→ Exercise aim: Copy out every line in the entries below that includes "minutes".

────────────────────

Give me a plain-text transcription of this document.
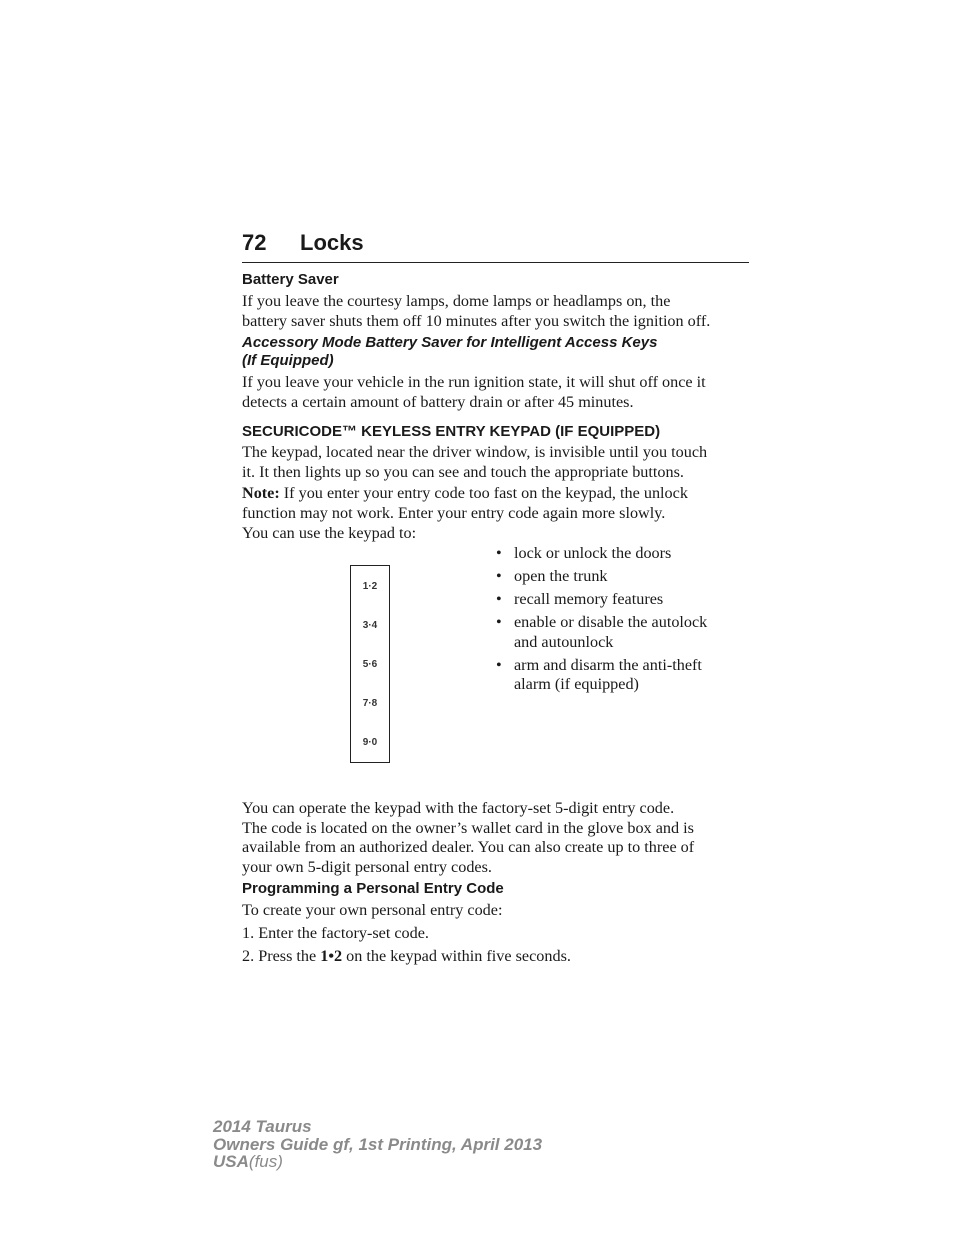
72 Locks
Battery Saver
If you leave the courtesy lamps, dome lamps or headlamps on, the
battery saver shuts them off 10 minutes after you switch the ignition off.
Accessory Mode Battery Saver for Intelligent Access Keys
(If Equipped)
If you leave your vehicle in the run ignition state, it will shut off once it
detects a certain amount of battery drain or after 45 minutes.
SECURICODE™ KEYLESS ENTRY KEYPAD (IF EQUIPPED)
The keypad, located near the driver window, is invisible until you touch
it. It then lights up so you can see and touch the appropriate buttons.
Note: If you enter your entry code too fast on the keypad, the unlock
function may not work. Enter your entry code again more slowly.
You can use the keypad to:
• lock or unlock the doors
• open the trunk
• recall memory features
• enable or disable the autolock
and autounlock
• arm and disarm the anti-theft
alarm (if equipped)
1·2
3·4
5·6
7·8
9·0
You can operate the keypad with the factory-set 5-digit entry code.
The code is located on the owner’s wallet card in the glove box and is
available from an authorized dealer. You can also create up to three of
your own 5-digit personal entry codes.
Programming a Personal Entry Code
To create your own personal entry code:
1. Enter the factory-set code.
2. Press the 1•2 on the keypad within five seconds.
2014 Taurus
Owners Guide gf, 1st Printing, April 2013
USA(fus)
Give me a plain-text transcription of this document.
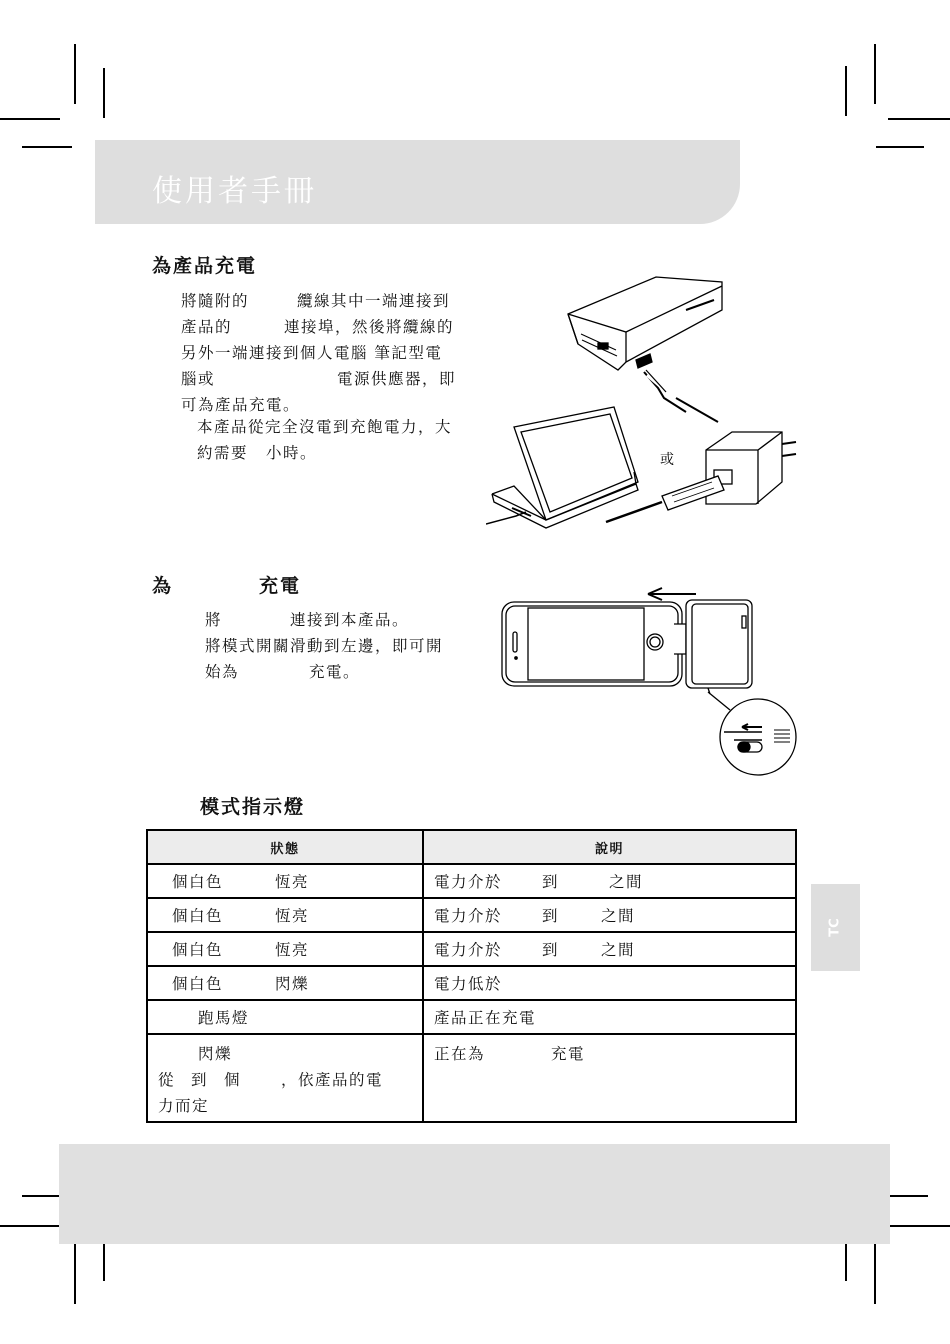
使用者手冊
為產品充電
將隨附的	纜線其中一端連接到
產品的	連接埠，然後將纜線的
另外一端連接到個人電腦 筆記型電
腦或	電源供應器，即
可為產品充電。
本產品從完全沒電到充飽電力，大
約需要 小時。	或
為	充電
將	連接到本產品。
將模式開關滑動到左邊，即可開
始為	充電。
模式指示燈
狀態	說明
個白色 恆亮	電力介於 到 之間
個白色 恆亮	電力介於 到 之間
個白色 恆亮	電力介於 到 之間
個白色 閃爍	電力低於
跑馬燈	產品正在充電

閃爍
從 到 個 ，依產品的電
力而定	正在為 充電
TC
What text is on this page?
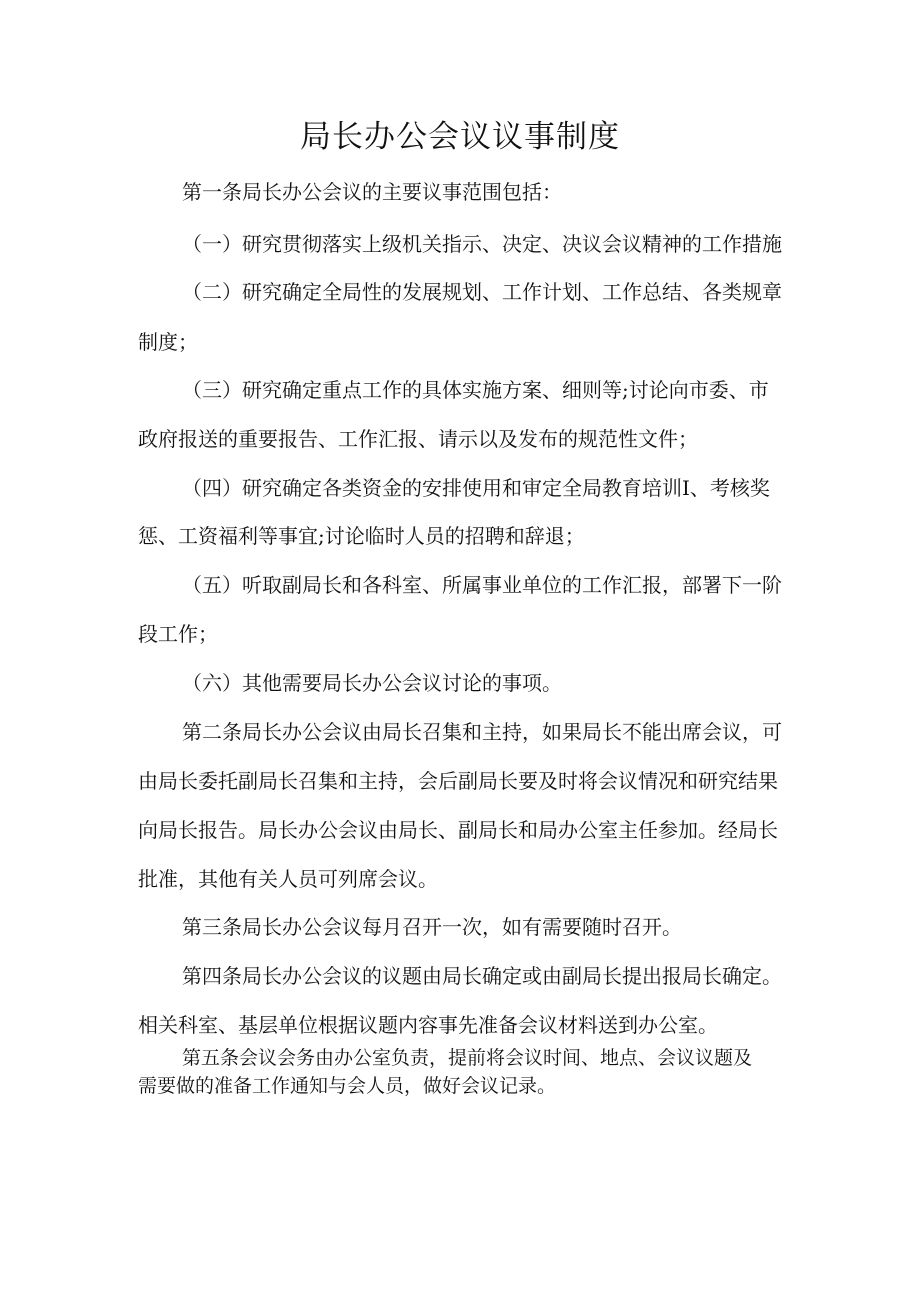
局长办公会议议事制度
第一条局长办公会议的主要议事范围包括：
（一）研究贯彻落实上级机关指示、决定、决议会议精神的工作措施
（二）研究确定全局性的发展规划、工作计划、工作总结、各类规章
制度；
（三）研究确定重点工作的具体实施方案、细则等;讨论向市委、市
政府报送的重要报告、工作汇报、请示以及发布的规范性文件；
（四）研究确定各类资金的安排使用和审定全局教育培训Ⅰ、考核奖
惩、工资福利等事宜;讨论临时人员的招聘和辞退；
（五）听取副局长和各科室、所属事业单位的工作汇报，部署下一阶
段工作；
（六）其他需要局长办公会议讨论的事项。
第二条局长办公会议由局长召集和主持，如果局长不能出席会议，可
由局长委托副局长召集和主持，会后副局长要及时将会议情况和研究结果
向局长报告。局长办公会议由局长、副局长和局办公室主任参加。经局长
批准，其他有关人员可列席会议。
第三条局长办公会议每月召开一次，如有需要随时召开。
第四条局长办公会议的议题由局长确定或由副局长提出报局长确定。
相关科室、基层单位根据议题内容事先准备会议材料送到办公室。
第五条会议会务由办公室负责，提前将会议时间、地点、会议议题及
需要做的准备工作通知与会人员，做好会议记录。
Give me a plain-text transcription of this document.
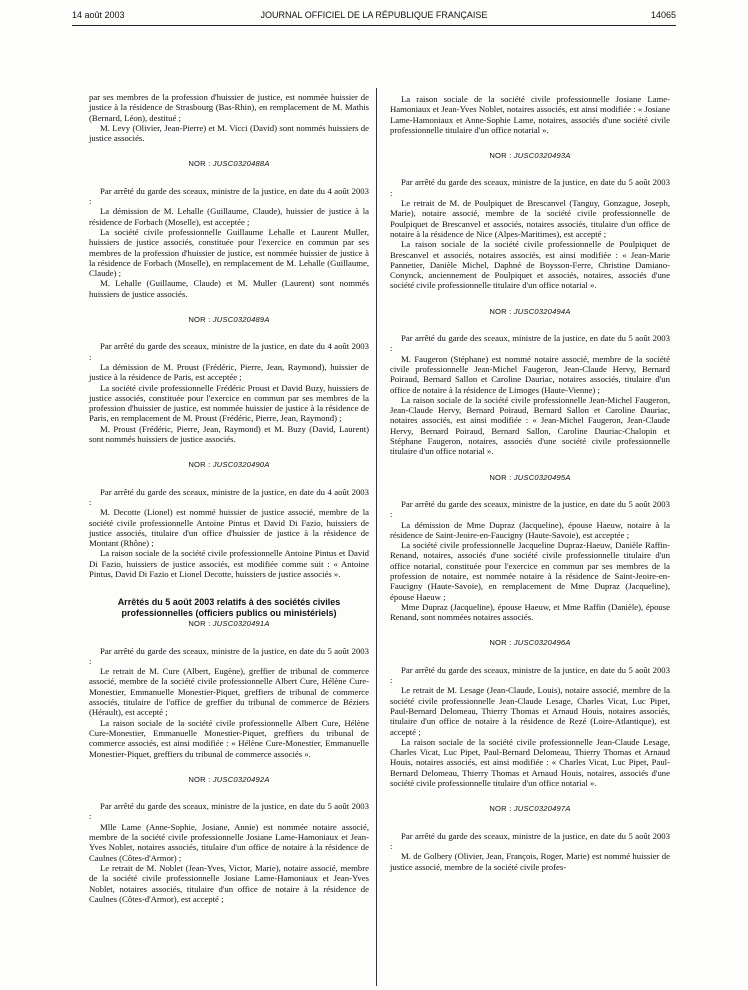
14 août 2003	JOURNAL OFFICIEL DE LA RÉPUBLIQUE FRANÇAISE	14065

par ses membres de la profession d'huissier de justice, est nommée huissier de justice à la résidence de Strasbourg (Bas-Rhin), en remplacement de M. Mathis (Bernard, Léon), destitué ;

M. Levy (Olivier, Jean-Pierre) et M. Vicci (David) sont nommés huissiers de justice associés.

NOR : JUSC0320488A

Par arrêté du garde des sceaux, ministre de la justice, en date du 4 août 2003 :

La démission de M. Lehalle (Guillaume, Claude), huissier de justice à la résidence de Forbach (Moselle), est acceptée ;

La société civile professionnelle Guillaume Lehalle et Laurent Muller, huissiers de justice associés, constituée pour l'exercice en commun par ses membres de la profession d'huissier de justice, est nommée huissier de justice à la résidence de Forbach (Moselle), en remplacement de M. Lehalle (Guillaume, Claude) ;

M. Lehalle (Guillaume, Claude) et M. Muller (Laurent) sont nommés huissiers de justice associés.

NOR : JUSC0320489A

Par arrêté du garde des sceaux, ministre de la justice, en date du 4 août 2003 :

La démission de M. Proust (Frédéric, Pierre, Jean, Raymond), huissier de justice à la résidence de Paris, est acceptée ;

La société civile professionnelle Frédéric Proust et David Buzy, huissiers de justice associés, constituée pour l'exercice en commun par ses membres de la profession d'huissier de justice, est nommée huissier de justice à la résidence de Paris, en remplacement de M. Proust (Frédéric, Pierre, Jean, Raymond) ;

M. Proust (Frédéric, Pierre, Jean, Raymond) et M. Buzy (David, Laurent) sont nommés huissiers de justice associés.

NOR : JUSC0320490A

Par arrêté du garde des sceaux, ministre de la justice, en date du 4 août 2003 :

M. Decotte (Lionel) est nommé huissier de justice associé, membre de la société civile professionnelle Antoine Pintus et David Di Fazio, huissiers de justice associés, titulaire d'un office d'huissier de justice à la résidence de Montant (Rhône) ;

La raison sociale de la société civile professionnelle Antoine Pintus et David Di Fazio, huissiers de justice associés, est modifiée comme suit : « Antoine Pintus, David Di Fazio et Lionel Decotte, huissiers de justice associés ».

Arrêtés du 5 août 2003 relatifs à des sociétés civiles professionnelles (officiers publics ou ministériels)
NOR : JUSC0320491A

Par arrêté du garde des sceaux, ministre de la justice, en date du 5 août 2003 :

Le retrait de M. Cure (Albert, Eugène), greffier de tribunal de commerce associé, membre de la société civile professionnelle Albert Cure, Hélène Cure-Monestier, Emmanuelle Monestier-Piquet, greffiers de tribunal de commerce associés, titulaire de l'office de greffier du tribunal de commerce de Béziers (Hérault), est accepté ;

La raison sociale de la société civile professionnelle Albert Cure, Hélène Cure-Monestier, Emmanuelle Monestier-Piquet, greffiers du tribunal de commerce associés, est ainsi modifiée : « Hélène Cure-Monestier, Emmanuelle Monestier-Piquet, greffiers du tribunal de commerce associés ».

NOR : JUSC0320492A

Par arrêté du garde des sceaux, ministre de la justice, en date du 5 août 2003 :

Mlle Lame (Anne-Sophie, Josiane, Annie) est nommée notaire associé, membre de la société civile professionnelle Josiane Lame-Hamoniaux et Jean-Yves Noblet, notaires associés, titulaire d'un office de notaire à la résidence de Caulnes (Côtes-d'Armor) ;

Le retrait de M. Noblet (Jean-Yves, Victor, Marie), notaire associé, membre de la société civile professionnelle Josiane Lame-Hamoniaux et Jean-Yves Noblet, notaires associés, titulaire d'un office de notaire à la résidence de Caulnes (Côtes-d'Armor), est accepté ;

La raison sociale de la société civile professionnelle Josiane Lame-Hamoniaux et Jean-Yves Noblet, notaires associés, est ainsi modifiée : « Josiane Lame-Hamoniaux et Anne-Sophie Lame, notaires, associés d'une société civile professionnelle titulaire d'un office notarial ».

NOR : JUSC0320493A

Par arrêté du garde des sceaux, ministre de la justice, en date du 5 août 2003 :

Le retrait de M. de Poulpiquet de Brescanvel (Tanguy, Gonzague, Joseph, Marie), notaire associé, membre de la société civile professionnelle de Poulpiquet de Brescanvel et associés, notaires associés, titulaire d'un office de notaire à la résidence de Nice (Alpes-Maritimes), est accepté ;

La raison sociale de la société civile professionnelle de Poulpiquet de Brescanvel et associés, notaires associés, est ainsi modifiée : « Jean-Marie Pannetier, Danièle Michel, Daphné de Boysson-Ferre, Christine Damiano-Conynck, anciennement de Poulpiquet et associés, notaires, associés d'une société civile professionnelle titulaire d'un office notarial ».

NOR : JUSC0320494A

Par arrêté du garde des sceaux, ministre de la justice, en date du 5 août 2003 :

M. Faugeron (Stéphane) est nommé notaire associé, membre de la société civile professionnelle Jean-Michel Faugeron, Jean-Claude Hervy, Bernard Poiraud, Bernard Sallon et Caroline Dauriac, notaires associés, titulaire d'un office de notaire à la résidence de Limoges (Haute-Vienne) ;

La raison sociale de la société civile professionnelle Jean-Michel Faugeron, Jean-Claude Hervy, Bernard Poiraud, Bernard Sallon et Caroline Dauriac, notaires associés, est ainsi modifiée : « Jean-Michel Faugeron, Jean-Claude Hervy, Bernard Poiraud, Bernard Sallon, Caroline Dauriac-Chalopin et Stéphane Faugeron, notaires, associés d'une société civile professionnelle titulaire d'un office notarial ».

NOR : JUSC0320495A

Par arrêté du garde des sceaux, ministre de la justice, en date du 5 août 2003 :

La démission de Mme Dupraz (Jacqueline), épouse Haeuw, notaire à la résidence de Saint-Jeoire-en-Faucigny (Haute-Savoie), est acceptée ;

La société civile professionnelle Jacqueline Dupraz-Haeuw, Danièle Raffin-Renand, notaires, associés d'une société civile professionnelle titulaire d'un office notarial, constituée pour l'exercice en commun par ses membres de la profession de notaire, est nommée notaire à la résidence de Saint-Jeoire-en-Faucigny (Haute-Savoie), en remplacement de Mme Dupraz (Jacqueline), épouse Haeuw ;

Mme Dupraz (Jacqueline), épouse Haeuw, et Mme Raffin (Danièle), épouse Renand, sont nommées notaires associés.

NOR : JUSC0320496A

Par arrêté du garde des sceaux, ministre de la justice, en date du 5 août 2003 :

Le retrait de M. Lesage (Jean-Claude, Louis), notaire associé, membre de la société civile professionnelle Jean-Claude Lesage, Charles Vicat, Luc Pipet, Paul-Bernard Delomeau, Thierry Thomas et Arnaud Houis, notaires associés, titulaire d'un office de notaire à la résidence de Rezé (Loire-Atlantique), est accepté ;

La raison sociale de la société civile professionnelle Jean-Claude Lesage, Charles Vicat, Luc Pipet, Paul-Bernard Delomeau, Thierry Thomas et Arnaud Houis, notaires associés, est ainsi modifiée : « Charles Vicat, Luc Pipet, Paul-Bernard Delomeau, Thierry Thomas et Arnaud Houis, notaires, associés d'une société civile professionnelle titulaire d'un office notarial ».

NOR : JUSC0320497A

Par arrêté du garde des sceaux, ministre de la justice, en date du 5 août 2003 :

M. de Golbery (Olivier, Jean, François, Roger, Marie) est nommé huissier de justice associé, membre de la société civile profes-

────────────────────

→ Exercise result:
battery saver shuts them off 10 minutes after you switch the ignition off.
detects a certain amount of battery drain or after 45 minutes.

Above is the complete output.